#### [Task]
The required output is a single number: how many lines of the material contain the string "расход".

#### [Source material]
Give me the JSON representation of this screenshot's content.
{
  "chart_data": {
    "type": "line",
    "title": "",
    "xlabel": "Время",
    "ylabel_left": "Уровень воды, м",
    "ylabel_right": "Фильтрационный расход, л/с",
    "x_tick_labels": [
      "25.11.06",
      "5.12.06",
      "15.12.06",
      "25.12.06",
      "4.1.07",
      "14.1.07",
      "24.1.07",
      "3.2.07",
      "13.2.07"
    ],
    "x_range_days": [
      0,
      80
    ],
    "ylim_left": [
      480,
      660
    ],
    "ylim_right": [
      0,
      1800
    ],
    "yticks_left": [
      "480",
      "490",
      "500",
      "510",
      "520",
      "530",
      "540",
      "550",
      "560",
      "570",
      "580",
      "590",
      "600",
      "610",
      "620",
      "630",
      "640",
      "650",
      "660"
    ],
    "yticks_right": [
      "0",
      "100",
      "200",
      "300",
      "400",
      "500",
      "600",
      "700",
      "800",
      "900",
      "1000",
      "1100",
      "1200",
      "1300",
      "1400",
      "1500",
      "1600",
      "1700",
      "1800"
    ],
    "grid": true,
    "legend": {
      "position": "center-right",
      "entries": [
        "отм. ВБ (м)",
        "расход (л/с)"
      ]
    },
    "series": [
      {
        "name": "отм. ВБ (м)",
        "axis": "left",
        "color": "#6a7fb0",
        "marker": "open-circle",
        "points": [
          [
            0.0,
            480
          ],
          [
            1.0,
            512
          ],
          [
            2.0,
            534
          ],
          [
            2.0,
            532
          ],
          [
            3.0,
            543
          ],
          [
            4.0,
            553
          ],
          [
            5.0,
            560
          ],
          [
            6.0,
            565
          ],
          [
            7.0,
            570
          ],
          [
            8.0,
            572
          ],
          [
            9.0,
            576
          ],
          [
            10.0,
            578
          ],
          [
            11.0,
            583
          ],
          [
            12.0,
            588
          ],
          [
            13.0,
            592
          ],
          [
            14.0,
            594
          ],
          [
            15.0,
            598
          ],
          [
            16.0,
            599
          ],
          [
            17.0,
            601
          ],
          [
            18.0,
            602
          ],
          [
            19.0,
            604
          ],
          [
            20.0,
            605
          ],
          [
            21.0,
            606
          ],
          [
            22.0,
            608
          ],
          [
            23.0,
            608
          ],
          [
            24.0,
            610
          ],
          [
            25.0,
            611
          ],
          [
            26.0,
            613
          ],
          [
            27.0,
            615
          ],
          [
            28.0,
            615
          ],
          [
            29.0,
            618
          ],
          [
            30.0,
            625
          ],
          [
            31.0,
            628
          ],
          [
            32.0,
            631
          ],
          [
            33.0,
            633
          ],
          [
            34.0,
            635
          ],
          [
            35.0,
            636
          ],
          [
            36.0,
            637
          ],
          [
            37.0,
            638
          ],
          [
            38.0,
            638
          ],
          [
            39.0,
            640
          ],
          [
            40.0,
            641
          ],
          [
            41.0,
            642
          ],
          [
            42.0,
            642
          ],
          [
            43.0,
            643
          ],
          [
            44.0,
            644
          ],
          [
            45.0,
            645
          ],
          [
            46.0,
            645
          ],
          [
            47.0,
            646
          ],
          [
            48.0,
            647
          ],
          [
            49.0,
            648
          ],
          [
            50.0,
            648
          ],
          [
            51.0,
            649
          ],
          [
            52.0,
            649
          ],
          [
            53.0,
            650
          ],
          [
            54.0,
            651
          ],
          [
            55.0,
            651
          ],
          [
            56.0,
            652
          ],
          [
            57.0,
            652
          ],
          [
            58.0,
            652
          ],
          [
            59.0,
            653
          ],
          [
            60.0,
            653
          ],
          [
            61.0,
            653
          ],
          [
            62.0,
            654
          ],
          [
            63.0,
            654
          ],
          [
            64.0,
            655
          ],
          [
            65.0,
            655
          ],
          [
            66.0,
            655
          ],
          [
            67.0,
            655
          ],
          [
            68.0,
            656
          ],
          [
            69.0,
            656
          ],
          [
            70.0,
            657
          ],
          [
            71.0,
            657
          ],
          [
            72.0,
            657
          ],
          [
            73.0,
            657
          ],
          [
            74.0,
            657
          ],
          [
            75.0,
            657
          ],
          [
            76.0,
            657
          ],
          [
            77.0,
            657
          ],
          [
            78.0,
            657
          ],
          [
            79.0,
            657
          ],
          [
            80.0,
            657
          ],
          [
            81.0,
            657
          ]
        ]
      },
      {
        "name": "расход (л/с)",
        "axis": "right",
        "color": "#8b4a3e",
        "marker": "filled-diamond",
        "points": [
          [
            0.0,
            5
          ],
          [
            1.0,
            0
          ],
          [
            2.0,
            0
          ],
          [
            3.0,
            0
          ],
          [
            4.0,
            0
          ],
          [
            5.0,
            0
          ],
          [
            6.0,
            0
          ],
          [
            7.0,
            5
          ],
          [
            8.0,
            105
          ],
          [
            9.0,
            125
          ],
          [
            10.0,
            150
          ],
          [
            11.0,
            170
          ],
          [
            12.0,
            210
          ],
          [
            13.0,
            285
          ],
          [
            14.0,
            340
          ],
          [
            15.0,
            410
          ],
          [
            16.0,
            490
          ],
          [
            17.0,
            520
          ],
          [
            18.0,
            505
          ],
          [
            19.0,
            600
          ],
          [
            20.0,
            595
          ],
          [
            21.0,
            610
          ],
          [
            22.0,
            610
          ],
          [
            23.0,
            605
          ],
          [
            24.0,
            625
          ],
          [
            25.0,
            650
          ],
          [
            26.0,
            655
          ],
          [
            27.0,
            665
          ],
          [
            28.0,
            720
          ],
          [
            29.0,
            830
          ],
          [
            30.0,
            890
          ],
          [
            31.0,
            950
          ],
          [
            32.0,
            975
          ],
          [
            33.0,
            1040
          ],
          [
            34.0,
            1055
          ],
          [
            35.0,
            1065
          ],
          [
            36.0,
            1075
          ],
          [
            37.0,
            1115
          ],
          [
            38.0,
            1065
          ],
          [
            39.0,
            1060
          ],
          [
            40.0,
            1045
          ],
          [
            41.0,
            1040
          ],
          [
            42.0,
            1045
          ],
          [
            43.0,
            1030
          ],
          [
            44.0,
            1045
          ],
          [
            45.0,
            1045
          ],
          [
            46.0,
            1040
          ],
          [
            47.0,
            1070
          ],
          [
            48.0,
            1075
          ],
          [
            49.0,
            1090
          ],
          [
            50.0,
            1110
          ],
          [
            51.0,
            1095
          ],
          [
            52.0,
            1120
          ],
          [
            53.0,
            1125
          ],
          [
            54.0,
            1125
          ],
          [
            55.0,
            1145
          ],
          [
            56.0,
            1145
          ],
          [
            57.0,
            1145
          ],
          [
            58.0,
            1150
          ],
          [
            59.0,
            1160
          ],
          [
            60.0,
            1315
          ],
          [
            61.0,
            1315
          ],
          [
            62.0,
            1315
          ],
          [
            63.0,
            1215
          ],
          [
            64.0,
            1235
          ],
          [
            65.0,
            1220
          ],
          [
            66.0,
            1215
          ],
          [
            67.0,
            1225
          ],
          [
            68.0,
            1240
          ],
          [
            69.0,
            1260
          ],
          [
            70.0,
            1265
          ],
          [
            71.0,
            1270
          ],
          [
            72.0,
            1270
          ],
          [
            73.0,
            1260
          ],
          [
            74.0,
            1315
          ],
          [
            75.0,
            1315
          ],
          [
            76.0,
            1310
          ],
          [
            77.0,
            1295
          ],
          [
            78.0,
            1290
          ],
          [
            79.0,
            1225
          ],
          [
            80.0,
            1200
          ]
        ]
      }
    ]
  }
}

#### [Solved exercise]
3